▶ _Instructions to follow_
For the listing below, give the count of lines containing "this", and no other text.

▶ _Input rows_

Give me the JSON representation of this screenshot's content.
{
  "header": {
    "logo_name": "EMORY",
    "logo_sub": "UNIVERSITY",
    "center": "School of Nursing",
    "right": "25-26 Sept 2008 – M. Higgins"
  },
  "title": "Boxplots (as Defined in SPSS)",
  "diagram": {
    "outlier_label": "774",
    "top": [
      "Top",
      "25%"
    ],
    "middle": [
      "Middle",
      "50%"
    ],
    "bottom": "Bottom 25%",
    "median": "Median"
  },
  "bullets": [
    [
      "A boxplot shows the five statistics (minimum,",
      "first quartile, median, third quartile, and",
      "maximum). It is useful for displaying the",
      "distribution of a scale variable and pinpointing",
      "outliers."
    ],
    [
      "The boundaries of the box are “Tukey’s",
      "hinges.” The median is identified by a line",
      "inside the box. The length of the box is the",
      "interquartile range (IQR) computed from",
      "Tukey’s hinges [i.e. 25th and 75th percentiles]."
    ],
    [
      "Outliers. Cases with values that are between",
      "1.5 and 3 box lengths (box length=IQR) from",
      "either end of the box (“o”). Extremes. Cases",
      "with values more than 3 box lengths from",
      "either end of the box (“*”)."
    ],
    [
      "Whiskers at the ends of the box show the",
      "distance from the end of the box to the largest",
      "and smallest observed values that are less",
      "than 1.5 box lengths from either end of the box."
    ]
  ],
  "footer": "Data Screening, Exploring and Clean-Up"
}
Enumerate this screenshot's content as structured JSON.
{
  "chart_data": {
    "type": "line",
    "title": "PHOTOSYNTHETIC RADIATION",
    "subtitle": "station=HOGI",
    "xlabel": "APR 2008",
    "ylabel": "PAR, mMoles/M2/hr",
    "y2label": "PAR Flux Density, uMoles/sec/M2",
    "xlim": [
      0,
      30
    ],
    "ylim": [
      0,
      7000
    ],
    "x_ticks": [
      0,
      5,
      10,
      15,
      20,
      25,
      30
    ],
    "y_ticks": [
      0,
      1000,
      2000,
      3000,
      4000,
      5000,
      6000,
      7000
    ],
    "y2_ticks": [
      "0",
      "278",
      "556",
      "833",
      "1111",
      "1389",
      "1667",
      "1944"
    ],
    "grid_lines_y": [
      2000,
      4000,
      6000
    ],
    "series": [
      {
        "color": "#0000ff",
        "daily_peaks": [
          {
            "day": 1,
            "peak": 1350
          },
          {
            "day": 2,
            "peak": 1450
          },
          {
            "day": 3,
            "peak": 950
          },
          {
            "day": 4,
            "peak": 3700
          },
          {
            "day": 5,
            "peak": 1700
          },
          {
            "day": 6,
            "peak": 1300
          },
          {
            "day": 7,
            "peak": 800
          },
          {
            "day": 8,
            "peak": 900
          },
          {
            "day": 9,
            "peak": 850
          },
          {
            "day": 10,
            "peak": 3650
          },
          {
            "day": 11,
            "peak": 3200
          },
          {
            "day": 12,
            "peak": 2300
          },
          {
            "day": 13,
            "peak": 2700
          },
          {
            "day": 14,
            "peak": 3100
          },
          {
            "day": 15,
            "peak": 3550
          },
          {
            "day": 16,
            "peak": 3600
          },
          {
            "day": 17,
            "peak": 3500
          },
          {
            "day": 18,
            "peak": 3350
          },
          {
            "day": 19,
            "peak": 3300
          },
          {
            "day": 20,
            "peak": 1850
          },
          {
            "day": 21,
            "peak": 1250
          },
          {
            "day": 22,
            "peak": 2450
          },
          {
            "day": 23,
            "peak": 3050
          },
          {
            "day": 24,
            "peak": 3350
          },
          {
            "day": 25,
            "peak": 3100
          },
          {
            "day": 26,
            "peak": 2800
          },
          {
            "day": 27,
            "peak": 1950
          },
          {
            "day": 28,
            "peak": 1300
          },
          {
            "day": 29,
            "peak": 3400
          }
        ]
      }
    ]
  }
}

▶ _Completed task_
2